▶ **Exercise details**: Determine how many lines of the entries contain "title". Reply with that number alone.

▶ **Records for processing**:
= = =
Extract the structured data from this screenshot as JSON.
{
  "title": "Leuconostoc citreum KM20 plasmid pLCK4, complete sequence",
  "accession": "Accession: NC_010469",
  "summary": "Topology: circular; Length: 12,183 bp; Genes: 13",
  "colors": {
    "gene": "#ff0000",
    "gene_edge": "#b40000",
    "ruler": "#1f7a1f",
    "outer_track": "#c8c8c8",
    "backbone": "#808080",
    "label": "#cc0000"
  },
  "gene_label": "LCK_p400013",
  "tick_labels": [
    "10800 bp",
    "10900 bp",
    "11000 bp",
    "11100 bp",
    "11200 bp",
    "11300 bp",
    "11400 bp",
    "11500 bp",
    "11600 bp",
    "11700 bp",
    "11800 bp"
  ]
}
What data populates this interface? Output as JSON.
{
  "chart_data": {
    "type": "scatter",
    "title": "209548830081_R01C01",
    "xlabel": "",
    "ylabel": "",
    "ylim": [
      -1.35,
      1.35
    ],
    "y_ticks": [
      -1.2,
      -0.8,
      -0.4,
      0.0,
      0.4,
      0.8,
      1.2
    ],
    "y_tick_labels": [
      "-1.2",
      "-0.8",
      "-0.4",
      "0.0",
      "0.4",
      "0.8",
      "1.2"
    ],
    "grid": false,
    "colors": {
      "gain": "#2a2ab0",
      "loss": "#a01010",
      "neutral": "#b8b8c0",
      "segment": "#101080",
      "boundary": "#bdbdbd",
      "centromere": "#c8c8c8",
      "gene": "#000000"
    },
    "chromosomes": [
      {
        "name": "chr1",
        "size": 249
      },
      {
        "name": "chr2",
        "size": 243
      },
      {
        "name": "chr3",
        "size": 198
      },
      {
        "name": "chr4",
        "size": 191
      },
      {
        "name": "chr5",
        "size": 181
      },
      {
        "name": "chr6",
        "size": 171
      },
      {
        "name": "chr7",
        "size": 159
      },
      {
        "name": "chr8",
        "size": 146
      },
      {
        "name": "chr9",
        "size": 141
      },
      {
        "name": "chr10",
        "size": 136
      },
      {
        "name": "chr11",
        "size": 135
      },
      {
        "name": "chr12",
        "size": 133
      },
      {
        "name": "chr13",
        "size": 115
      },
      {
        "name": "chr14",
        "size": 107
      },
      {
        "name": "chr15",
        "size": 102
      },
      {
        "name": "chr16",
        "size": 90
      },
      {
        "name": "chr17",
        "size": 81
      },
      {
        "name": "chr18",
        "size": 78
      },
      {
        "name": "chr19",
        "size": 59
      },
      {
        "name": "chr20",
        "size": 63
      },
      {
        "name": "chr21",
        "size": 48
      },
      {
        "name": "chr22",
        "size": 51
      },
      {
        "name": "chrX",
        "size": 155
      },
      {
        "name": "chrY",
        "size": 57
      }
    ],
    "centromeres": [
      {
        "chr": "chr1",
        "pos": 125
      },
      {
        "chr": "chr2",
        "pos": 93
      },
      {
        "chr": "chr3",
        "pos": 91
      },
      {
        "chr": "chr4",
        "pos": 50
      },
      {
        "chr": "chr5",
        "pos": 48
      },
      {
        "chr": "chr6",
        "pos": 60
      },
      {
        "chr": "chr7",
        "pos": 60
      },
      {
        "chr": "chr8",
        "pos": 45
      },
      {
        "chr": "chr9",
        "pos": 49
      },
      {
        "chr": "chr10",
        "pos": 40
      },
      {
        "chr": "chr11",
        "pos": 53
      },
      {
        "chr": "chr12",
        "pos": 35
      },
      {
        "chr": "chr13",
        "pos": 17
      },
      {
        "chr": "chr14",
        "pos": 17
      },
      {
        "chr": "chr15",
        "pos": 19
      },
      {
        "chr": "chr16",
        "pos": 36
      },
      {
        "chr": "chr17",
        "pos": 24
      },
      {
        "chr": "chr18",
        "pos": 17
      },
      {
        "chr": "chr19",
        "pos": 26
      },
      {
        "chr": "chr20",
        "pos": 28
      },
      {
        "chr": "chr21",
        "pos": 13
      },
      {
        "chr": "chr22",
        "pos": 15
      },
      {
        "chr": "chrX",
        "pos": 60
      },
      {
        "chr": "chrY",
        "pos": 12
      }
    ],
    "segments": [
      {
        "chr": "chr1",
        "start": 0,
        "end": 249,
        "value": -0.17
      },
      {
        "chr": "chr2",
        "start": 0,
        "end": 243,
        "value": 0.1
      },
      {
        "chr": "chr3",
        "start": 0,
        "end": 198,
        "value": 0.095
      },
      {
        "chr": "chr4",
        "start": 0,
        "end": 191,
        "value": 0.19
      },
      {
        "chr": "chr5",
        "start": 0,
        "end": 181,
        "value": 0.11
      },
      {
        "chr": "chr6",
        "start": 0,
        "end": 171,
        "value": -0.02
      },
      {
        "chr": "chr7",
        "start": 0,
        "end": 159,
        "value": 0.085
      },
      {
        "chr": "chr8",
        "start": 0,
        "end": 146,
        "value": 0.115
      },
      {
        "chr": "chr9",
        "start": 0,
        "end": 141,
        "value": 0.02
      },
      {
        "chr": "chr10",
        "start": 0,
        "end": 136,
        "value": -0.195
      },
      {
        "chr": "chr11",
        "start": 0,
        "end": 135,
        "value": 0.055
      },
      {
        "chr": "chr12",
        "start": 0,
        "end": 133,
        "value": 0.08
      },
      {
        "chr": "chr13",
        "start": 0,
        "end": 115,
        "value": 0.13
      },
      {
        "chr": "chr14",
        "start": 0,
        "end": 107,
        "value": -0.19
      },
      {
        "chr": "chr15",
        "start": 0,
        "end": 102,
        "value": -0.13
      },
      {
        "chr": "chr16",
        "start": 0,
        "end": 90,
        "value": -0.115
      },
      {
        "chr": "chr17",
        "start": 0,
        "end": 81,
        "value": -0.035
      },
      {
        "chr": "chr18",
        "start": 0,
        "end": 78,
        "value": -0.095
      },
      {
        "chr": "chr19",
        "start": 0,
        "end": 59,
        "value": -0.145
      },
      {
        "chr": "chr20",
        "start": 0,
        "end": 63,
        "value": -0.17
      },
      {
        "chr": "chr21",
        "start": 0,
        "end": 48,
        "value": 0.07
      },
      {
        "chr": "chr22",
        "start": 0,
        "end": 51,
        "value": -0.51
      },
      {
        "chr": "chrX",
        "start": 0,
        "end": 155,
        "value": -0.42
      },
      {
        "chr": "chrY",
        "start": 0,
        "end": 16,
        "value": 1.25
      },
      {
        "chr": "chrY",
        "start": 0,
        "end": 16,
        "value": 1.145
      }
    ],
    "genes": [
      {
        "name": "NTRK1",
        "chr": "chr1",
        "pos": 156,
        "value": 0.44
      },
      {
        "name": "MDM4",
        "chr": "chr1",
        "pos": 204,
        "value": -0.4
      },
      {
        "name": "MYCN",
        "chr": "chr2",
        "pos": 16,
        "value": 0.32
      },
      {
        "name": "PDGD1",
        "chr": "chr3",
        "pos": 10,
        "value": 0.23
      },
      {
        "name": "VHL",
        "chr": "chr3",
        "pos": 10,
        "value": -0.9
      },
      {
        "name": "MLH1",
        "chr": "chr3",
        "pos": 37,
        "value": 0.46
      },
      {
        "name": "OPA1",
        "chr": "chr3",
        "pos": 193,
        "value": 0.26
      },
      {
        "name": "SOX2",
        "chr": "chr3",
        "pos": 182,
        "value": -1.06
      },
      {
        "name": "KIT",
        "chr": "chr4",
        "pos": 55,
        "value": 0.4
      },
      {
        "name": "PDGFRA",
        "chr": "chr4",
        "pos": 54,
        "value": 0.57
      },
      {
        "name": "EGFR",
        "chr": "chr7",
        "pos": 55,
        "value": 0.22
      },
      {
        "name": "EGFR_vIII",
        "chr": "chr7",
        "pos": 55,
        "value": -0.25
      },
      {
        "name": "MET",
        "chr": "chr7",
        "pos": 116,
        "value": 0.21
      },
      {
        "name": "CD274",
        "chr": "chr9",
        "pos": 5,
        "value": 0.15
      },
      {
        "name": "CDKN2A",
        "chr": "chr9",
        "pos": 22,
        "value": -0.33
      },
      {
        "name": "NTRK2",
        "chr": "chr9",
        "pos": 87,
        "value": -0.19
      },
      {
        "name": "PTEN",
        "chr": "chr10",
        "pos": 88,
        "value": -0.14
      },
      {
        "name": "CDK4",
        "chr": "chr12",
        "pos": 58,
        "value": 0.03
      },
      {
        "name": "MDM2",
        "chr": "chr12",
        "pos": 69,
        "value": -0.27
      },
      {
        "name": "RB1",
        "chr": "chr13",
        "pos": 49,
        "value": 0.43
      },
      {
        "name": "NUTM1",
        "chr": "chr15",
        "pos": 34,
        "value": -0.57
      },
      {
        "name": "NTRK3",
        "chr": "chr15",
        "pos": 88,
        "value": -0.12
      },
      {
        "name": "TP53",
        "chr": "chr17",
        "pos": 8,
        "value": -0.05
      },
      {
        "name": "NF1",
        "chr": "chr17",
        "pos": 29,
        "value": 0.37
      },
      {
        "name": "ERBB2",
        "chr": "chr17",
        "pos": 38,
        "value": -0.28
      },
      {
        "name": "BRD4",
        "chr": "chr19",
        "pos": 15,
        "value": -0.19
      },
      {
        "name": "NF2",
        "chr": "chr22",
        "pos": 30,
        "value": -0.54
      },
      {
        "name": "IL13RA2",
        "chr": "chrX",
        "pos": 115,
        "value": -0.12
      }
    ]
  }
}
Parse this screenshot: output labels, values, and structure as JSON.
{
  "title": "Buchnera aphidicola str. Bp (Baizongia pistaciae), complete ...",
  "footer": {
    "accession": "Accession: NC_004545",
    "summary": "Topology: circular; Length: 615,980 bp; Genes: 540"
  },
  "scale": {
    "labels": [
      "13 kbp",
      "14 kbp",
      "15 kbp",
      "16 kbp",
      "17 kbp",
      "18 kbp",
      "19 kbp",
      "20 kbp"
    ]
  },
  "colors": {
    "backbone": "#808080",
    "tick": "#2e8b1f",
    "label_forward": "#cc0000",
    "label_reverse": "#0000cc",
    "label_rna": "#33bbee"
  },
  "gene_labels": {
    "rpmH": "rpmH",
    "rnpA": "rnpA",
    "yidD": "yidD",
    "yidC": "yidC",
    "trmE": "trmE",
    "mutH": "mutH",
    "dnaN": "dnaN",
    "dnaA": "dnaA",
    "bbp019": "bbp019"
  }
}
= = =
▶ **Task response**: 3